● Aim of the task: Report how many lines hold the word "time"; give nothing but the number.

'''

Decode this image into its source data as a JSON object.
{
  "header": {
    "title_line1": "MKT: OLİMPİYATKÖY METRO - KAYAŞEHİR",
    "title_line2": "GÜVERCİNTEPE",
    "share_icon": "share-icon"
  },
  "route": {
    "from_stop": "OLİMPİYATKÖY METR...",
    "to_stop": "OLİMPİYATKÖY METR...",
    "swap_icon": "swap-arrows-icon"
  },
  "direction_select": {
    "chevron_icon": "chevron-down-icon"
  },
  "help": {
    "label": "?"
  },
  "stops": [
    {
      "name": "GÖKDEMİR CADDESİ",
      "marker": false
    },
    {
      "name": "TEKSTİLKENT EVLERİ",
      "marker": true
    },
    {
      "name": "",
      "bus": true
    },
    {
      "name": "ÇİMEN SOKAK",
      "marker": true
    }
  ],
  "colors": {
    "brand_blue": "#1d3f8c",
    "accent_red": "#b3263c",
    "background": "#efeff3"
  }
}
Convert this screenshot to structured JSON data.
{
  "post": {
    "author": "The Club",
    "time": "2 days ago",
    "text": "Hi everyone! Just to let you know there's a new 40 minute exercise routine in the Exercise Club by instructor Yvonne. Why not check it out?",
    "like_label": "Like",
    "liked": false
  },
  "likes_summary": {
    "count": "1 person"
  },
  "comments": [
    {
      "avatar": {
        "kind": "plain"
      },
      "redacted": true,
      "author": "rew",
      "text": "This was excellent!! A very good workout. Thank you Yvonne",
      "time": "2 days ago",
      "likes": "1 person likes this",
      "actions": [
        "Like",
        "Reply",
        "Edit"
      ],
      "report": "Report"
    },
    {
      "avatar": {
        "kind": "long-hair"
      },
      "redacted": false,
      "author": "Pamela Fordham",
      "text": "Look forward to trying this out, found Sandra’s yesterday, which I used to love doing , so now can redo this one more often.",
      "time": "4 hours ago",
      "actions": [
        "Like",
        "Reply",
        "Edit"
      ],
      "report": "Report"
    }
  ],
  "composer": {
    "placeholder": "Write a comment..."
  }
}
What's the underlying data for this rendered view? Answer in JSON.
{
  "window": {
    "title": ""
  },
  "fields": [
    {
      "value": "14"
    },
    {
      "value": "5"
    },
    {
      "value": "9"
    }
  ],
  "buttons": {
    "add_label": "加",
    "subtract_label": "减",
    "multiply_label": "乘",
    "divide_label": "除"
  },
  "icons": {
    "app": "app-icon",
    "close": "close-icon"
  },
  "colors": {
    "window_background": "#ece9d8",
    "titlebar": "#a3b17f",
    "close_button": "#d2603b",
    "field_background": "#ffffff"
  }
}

'''

● Response: 3